The problem →
Using the data beneath, show every line that includes the word "this".

## BEGIN Stored data

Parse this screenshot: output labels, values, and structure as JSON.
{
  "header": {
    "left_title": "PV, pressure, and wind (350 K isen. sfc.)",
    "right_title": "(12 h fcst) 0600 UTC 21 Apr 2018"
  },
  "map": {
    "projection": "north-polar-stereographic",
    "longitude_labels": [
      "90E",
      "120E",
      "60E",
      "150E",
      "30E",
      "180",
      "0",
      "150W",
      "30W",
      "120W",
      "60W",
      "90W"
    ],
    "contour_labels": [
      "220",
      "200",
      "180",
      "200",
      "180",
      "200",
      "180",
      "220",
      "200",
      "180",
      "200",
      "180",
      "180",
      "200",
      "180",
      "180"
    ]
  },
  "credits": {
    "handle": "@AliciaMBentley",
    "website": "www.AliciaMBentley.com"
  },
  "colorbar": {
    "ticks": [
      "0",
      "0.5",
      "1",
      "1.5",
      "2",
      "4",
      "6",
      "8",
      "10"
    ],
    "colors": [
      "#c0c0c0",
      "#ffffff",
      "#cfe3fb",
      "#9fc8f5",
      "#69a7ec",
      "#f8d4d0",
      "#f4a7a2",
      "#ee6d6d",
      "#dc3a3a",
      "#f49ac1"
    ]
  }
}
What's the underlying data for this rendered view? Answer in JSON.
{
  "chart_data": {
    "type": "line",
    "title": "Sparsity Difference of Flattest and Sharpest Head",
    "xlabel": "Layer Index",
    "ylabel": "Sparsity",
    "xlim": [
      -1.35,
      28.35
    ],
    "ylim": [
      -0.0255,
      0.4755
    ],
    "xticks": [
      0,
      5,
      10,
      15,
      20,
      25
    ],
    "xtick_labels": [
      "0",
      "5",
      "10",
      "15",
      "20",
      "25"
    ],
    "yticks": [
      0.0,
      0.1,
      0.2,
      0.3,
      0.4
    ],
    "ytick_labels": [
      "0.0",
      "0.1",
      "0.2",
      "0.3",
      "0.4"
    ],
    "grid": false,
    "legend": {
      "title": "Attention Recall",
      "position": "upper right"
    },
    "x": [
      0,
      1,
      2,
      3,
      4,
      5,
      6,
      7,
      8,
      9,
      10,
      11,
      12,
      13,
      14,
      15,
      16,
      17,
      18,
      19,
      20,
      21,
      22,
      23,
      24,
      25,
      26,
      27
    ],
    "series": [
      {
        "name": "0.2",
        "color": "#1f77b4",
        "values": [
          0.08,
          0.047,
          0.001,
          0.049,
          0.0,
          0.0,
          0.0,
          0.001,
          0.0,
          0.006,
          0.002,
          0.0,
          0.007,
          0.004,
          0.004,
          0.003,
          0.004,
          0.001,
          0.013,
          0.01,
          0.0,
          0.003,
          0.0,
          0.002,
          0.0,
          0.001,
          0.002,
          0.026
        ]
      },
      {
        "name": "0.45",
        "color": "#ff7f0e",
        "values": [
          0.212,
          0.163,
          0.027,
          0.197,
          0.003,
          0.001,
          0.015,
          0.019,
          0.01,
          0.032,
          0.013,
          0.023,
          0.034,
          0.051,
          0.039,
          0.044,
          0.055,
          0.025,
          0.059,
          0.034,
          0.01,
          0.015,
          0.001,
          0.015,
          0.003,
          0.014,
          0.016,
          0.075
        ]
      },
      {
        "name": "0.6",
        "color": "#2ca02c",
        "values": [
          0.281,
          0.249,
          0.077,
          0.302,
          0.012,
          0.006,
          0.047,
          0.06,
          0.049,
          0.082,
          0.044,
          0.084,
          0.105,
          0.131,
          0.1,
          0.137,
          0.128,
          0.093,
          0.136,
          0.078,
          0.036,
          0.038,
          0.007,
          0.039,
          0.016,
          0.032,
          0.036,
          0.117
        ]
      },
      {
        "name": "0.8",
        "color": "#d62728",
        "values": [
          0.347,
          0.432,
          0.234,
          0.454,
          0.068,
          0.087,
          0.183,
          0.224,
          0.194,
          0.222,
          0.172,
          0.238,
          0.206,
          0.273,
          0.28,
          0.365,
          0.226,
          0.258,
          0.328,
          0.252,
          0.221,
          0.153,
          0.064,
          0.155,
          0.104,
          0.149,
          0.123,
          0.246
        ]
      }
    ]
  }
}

## END Stored data

Exercise solution →
Parse this screenshot: output labels, values, and structure as JSON.
What's the underlying data for this rendered view? Answer in JSON.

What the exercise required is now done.